- Verilen Alıntı:
+===+
Açıklanan nedenlerle, 24.08.2005 günlü, 25916 sayılı Resmî Gazete’de yayımlanan Tütün Mamulleri, Alkol ve Alkollü İçkilerin Toptan ve Perakende Satışı ile Satış Belgelerine İlişkin Yönetmelikte Değişiklik Yapılmasına Dair Yönetmelik’in dava konusu 6. maddesinde yer alan “İşyerlerinden veya sanal bir işyerinden internet, televizyon, faks ve telefon gibi elektronik ticaret araçları kullanılarak her türlü tütün mamulü ve alkollü içki satışı ve bu yöntemle satılan ürünün kapıda teslim edilmesi şeklindeki uygulamalar yapılamaz.” hükmünün iptaline, aşağıda dökümü gösterilen …-YTL yargılama giderinin davalı idareden alınarak davacıya, kararın verildiği tarihte yürürlükte olan Avukatlık Asgari Ücret Tarifesi uyarınca belirlenen …-YTL avukatlık ücretinin de davalı idareden alınarak davacı vekiline verilmesine, artan posta ücretinin istemi halinde davacıya iadesine, 31.10.2006 tarihinde oyçokluğuyla karar verildi.
+===+
- Öğeler:

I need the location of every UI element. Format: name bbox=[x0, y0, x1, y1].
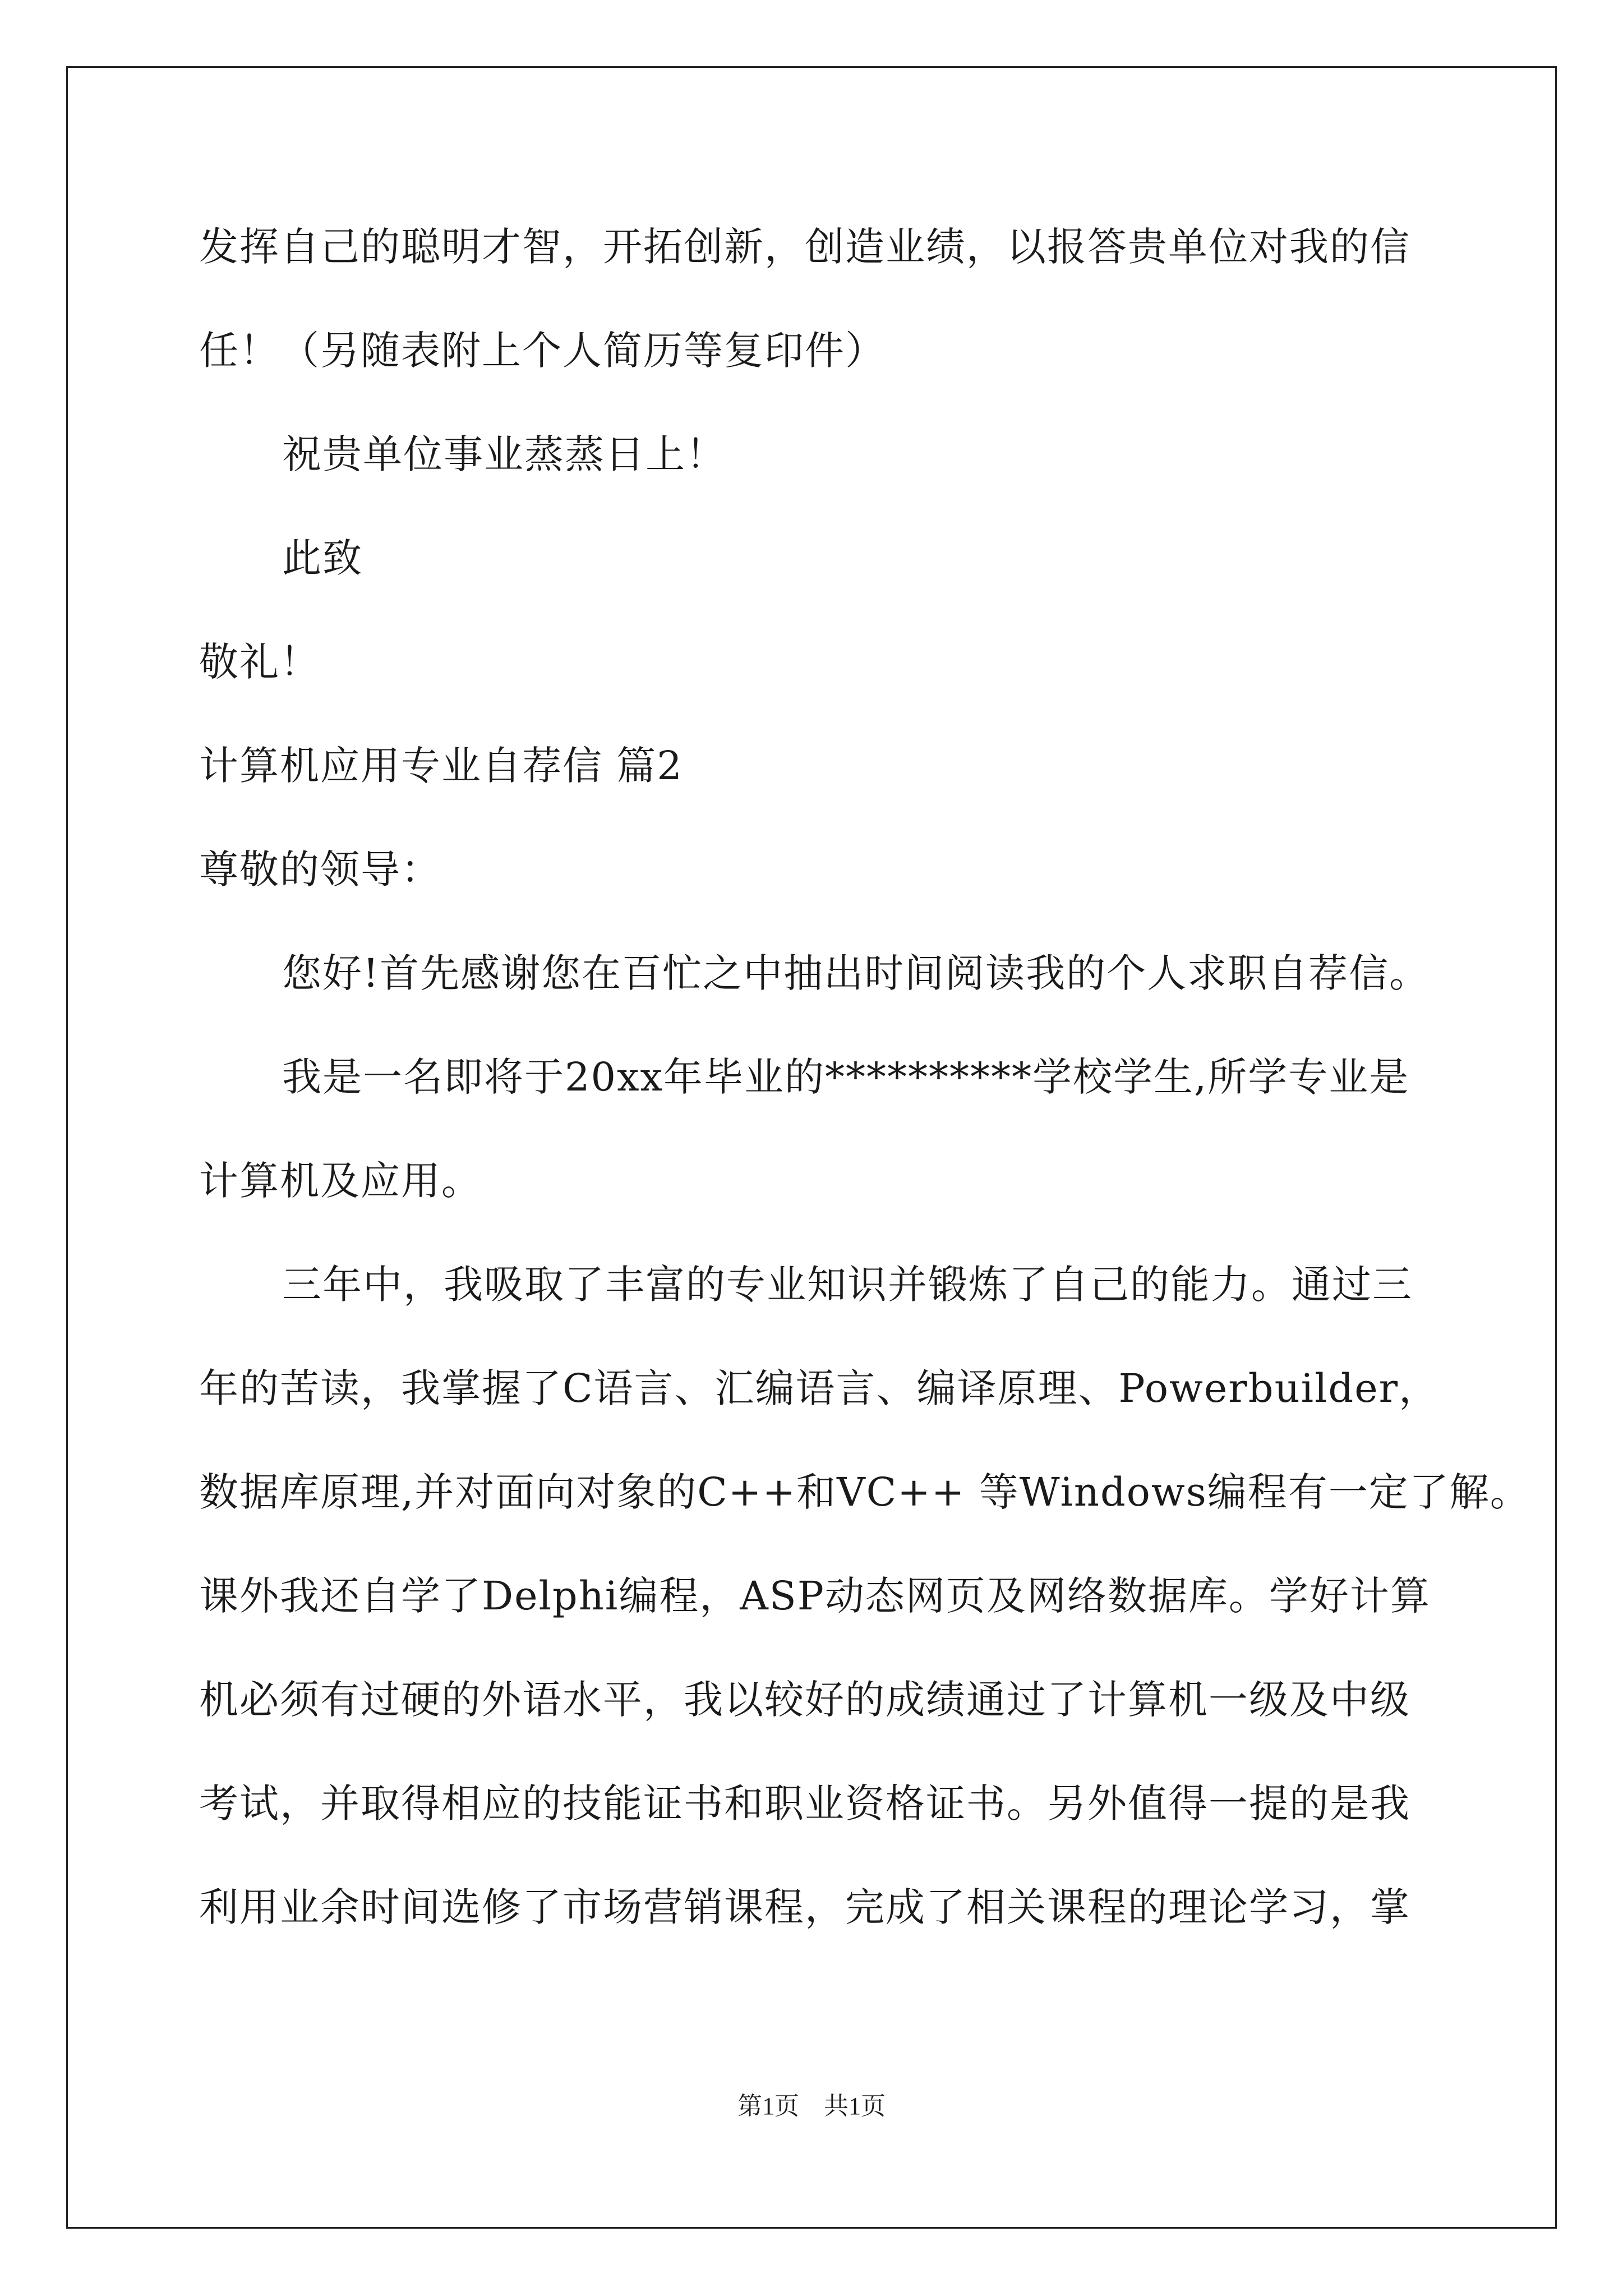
closing-regards: 敬礼！ bbox=[199, 639, 320, 685]
paragraph-line: 机必须有过硬的外语水平，我以较好的成绩通过了计算机一级及中级 bbox=[199, 1677, 1410, 1723]
paragraph-line: 发挥自己的聪明才智，开拓创新，创造业绩，以报答贵单位对我的信 bbox=[199, 224, 1410, 270]
paragraph-line: 我是一名即将于20xx年毕业的**********学校学生,所学专业是 bbox=[282, 1054, 1410, 1100]
paragraph-line: 年的苦读，我掌握了C语言、汇编语言、编译原理、Powerbuilder， bbox=[199, 1365, 1440, 1411]
paragraph-line: 利用业余时间选修了市场营销课程，完成了相关课程的理论学习，掌 bbox=[199, 1884, 1410, 1930]
closing-salutation: 此致 bbox=[282, 535, 363, 581]
page-number: 第1页 共1页 bbox=[737, 2092, 886, 2120]
paragraph-line: 数据库原理,并对面向对象的C++和VC++ 等Windows编程有一定了解。 bbox=[199, 1469, 1530, 1515]
paragraph-line: 三年中，我吸取了丰富的专业知识并锻炼了自己的能力。通过三 bbox=[282, 1262, 1413, 1308]
closing-wish: 祝贵单位事业蒸蒸日上！ bbox=[282, 431, 726, 477]
paragraph-line: 课外我还自学了Delphi编程，ASP动态网页及网络数据库。学好计算 bbox=[199, 1573, 1431, 1619]
paragraph-line: 考试，并取得相应的技能证书和职业资格证书。另外值得一提的是我 bbox=[199, 1780, 1410, 1826]
section-title: 计算机应用专业自荐信 篇2 bbox=[199, 743, 683, 789]
paragraph-line: 您好!首先感谢您在百忙之中抽出时间阅读我的个人求职自荐信。 bbox=[282, 950, 1430, 996]
greeting: 尊敬的领导： bbox=[199, 846, 441, 892]
paragraph-line: 任！（另随表附上个人简历等复印件） bbox=[199, 328, 886, 374]
paragraph-line: 计算机及应用。 bbox=[199, 1158, 482, 1204]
+===+
- Yazılı Alıştırma A: Tütün ve alkollü içki satışına ilişkin iptal kararında karar hangi tarihte ve ne şekilde verilmiştir?
- Yazılı Alıştırma B: Lütfen tütün ve alkollü içki satışına ilişkin iptal kararını kaldığı yerden sürdürün.

- Yanıt A: Karar 31.10.2006 tarihinde oyçokluğuyla verilmiştir.

- Yanıt B:
KARŞI OY
Dava, 24.08.2005 günlü, 25916 sayılı Resmi Gazete’de yayımlanan “Tütün Mamulleri, Alkol ve Alkollü İçkilerin Toptan ve Perakende Satışı ile Satış Belgelerine İlişkin Yönetmelikte Değişiklik Yapılmasına Dair Yönetmelik”in 6. maddesinde yer alan, “İşyerlerinden veya sanal bir işyerinden internet, televizyon, faks ve telefon gibi elektronik ticaret araçları kullanılarak her türlü tütün mamulü ve alkollü içki satışı ve bu yöntemle satılan ürünün kapıda teslim edilmesi şeklindeki uygulamalar yapılamaz.” hükmünün iptali istemiyle açılmıştır.
Anayasa’nın 124. maddesinde, Başbakanlık, bakanlıklar ve kamu tüzelkişilerinin, kendi görev alanlarını ilgilendiren kanunların ve tüzüklerin uygulanmasını sağlamak üzere ve bunlara aykırı olmamak şartıyla, yönetmelikler çıkarabileceği hükme bağlanmış; 58. maddesinin 2. fıkrasında ise, gençleri alkol düşkünlüğünden, uyuşturucu maddelerden, suçluluk, kumar ve benzeri kötü alışkanlıklardan ve cehaletten korumak için gerekli tedbirleri alma görevi Devlete verilmiştir.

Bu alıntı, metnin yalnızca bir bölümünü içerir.